▶ **What you need to do**
Lift out all lines below that contain "Serene".

______________________________

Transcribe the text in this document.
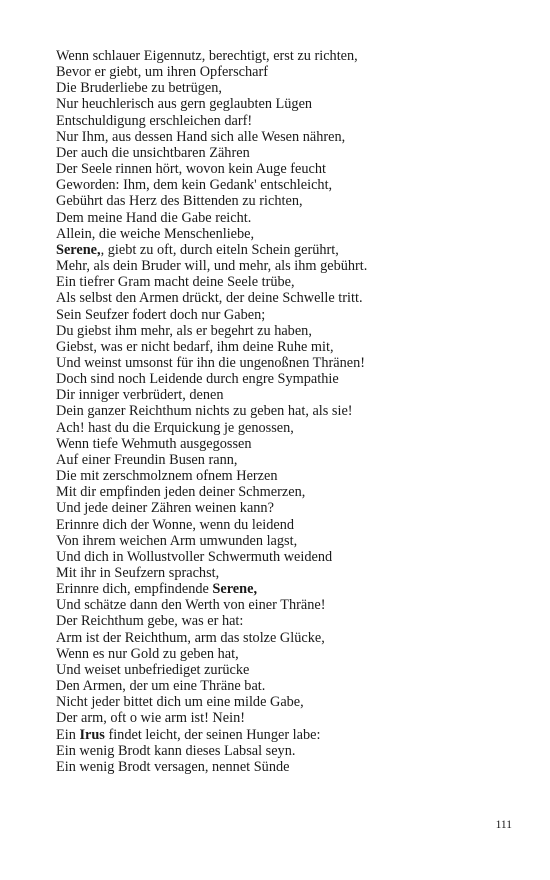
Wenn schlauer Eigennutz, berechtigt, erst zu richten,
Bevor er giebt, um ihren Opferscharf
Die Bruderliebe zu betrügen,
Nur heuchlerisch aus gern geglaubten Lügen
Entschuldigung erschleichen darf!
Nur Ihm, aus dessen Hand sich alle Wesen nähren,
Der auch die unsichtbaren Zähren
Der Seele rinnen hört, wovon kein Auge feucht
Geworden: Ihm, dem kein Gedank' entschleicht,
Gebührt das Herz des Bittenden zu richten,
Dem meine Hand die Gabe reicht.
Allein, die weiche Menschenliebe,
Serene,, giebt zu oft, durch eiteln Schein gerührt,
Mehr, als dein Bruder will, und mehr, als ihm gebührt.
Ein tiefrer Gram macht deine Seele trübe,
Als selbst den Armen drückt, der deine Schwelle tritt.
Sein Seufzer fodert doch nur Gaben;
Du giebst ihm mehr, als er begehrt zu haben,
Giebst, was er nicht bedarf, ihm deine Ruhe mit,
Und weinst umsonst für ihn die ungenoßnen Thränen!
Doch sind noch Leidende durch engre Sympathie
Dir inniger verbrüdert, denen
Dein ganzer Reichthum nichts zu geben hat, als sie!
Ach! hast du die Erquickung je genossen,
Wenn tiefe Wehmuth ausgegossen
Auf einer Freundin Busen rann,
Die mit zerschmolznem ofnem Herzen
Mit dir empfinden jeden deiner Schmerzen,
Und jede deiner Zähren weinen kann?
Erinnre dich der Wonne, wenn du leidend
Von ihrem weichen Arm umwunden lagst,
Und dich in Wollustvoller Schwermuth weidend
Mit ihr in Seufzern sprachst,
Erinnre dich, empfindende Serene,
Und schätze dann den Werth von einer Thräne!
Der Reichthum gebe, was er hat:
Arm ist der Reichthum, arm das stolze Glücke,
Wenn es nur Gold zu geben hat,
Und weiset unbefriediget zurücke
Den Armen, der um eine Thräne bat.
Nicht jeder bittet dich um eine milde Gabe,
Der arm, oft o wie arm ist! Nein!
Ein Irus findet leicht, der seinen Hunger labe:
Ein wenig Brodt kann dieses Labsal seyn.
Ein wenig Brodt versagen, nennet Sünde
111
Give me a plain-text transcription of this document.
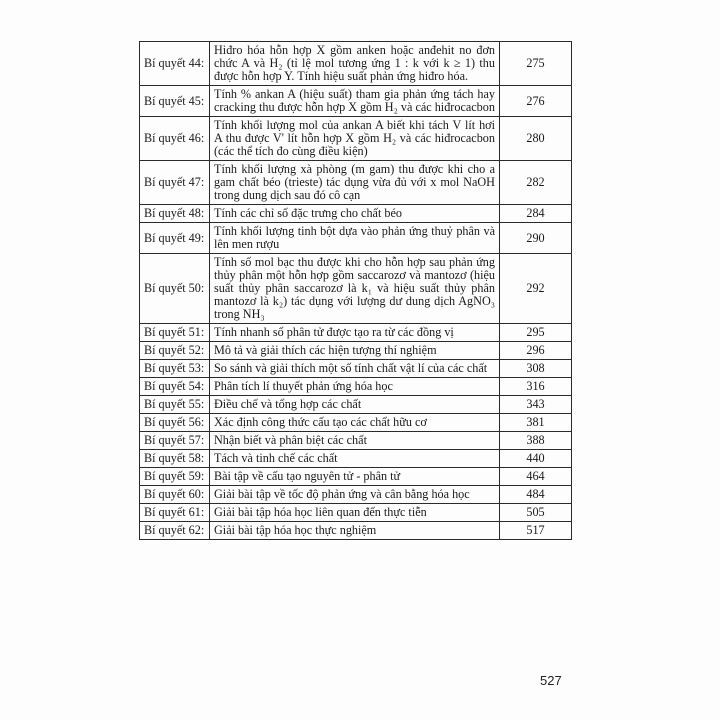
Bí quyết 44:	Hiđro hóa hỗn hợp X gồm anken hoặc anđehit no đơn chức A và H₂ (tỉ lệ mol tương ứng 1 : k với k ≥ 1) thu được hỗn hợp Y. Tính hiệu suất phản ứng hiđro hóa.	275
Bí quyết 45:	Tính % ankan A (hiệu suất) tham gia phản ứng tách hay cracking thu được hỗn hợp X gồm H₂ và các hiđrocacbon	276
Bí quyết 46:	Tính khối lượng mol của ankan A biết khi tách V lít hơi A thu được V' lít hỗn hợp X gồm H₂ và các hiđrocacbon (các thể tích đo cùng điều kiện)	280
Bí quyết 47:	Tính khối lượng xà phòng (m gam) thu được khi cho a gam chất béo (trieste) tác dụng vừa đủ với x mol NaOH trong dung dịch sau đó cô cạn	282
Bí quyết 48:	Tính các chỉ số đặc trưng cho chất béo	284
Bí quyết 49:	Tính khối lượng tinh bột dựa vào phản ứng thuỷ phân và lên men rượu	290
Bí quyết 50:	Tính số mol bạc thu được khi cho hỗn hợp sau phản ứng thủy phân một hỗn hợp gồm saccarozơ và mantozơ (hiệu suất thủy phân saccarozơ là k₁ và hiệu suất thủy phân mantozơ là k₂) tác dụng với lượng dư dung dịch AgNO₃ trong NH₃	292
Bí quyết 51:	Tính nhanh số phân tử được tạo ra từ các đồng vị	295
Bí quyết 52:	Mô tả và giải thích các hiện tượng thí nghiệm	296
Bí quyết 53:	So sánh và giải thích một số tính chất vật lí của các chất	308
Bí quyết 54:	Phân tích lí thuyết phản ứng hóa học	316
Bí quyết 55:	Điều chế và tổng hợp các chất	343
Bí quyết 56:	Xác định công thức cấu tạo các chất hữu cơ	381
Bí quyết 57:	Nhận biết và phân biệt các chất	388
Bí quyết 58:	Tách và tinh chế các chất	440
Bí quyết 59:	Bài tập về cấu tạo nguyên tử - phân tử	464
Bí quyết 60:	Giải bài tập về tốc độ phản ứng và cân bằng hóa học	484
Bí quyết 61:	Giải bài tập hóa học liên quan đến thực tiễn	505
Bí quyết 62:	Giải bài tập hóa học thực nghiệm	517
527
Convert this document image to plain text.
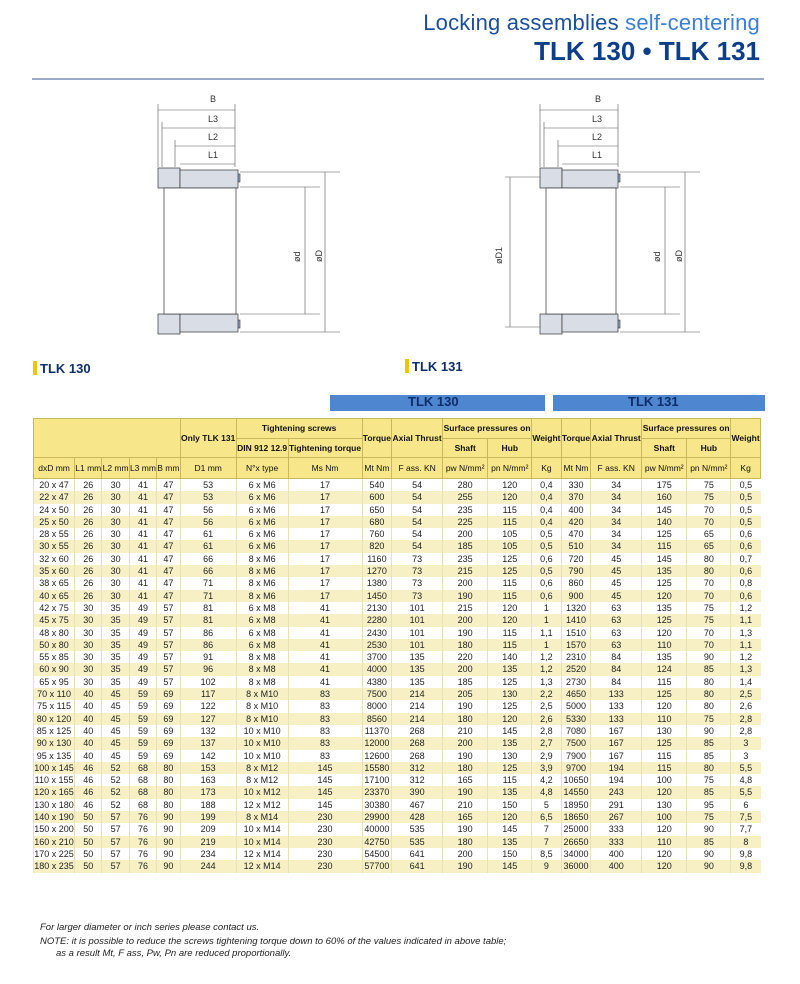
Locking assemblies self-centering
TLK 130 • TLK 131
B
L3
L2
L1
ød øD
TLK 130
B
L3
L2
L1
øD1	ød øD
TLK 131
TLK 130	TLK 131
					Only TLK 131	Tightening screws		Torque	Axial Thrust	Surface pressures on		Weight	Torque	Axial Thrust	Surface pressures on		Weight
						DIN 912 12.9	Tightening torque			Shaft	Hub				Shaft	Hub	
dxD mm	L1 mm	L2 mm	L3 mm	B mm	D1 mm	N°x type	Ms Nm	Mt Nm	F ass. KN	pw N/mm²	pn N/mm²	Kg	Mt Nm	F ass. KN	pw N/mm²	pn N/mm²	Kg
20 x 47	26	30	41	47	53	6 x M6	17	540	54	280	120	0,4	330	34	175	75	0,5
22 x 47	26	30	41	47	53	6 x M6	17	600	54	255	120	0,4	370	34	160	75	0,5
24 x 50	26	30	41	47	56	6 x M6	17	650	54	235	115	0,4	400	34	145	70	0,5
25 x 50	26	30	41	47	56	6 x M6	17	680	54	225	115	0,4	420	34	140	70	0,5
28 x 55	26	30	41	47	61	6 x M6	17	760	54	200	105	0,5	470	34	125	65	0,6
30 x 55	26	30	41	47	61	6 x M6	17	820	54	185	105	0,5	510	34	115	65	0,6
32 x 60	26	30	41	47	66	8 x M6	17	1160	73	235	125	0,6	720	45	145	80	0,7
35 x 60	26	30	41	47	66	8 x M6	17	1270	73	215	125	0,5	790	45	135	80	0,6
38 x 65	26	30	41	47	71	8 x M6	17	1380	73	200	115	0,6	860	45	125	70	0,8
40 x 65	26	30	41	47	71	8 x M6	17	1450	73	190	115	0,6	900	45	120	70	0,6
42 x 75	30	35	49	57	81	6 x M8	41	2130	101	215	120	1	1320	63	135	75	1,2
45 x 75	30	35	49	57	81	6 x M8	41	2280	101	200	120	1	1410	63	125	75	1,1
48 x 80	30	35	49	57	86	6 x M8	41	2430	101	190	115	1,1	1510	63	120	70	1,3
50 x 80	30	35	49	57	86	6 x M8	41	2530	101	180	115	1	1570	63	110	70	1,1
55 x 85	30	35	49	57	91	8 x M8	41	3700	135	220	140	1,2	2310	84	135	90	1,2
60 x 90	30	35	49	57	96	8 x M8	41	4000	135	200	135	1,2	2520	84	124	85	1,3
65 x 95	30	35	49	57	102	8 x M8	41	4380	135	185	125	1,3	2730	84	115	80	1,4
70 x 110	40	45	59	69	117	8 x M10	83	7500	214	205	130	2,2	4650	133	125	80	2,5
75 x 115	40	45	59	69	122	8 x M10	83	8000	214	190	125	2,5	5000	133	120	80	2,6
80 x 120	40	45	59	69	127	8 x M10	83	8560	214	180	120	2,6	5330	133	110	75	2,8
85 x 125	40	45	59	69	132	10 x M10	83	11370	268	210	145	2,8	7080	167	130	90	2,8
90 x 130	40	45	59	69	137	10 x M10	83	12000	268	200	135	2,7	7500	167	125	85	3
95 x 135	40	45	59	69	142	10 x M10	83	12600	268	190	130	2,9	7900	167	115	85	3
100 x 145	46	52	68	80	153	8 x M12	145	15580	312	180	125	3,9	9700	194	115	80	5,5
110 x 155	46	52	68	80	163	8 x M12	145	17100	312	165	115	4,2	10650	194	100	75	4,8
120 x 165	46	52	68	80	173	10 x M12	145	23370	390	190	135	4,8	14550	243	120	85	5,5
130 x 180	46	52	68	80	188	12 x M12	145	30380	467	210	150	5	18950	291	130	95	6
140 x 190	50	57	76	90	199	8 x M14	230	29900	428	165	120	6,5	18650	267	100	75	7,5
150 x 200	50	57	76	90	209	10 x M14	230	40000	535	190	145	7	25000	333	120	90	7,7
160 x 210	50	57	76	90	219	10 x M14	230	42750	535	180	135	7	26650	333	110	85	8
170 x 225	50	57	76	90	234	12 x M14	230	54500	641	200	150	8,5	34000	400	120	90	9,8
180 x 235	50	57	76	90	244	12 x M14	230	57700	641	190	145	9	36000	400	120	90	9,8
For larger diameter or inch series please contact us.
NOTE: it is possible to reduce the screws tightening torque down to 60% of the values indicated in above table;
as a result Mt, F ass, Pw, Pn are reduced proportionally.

______________________________

▶ **Right answer**
Serene,, giebt zu oft, durch eiteln Schein gerührt,
Erinnre dich, empfindende Serene,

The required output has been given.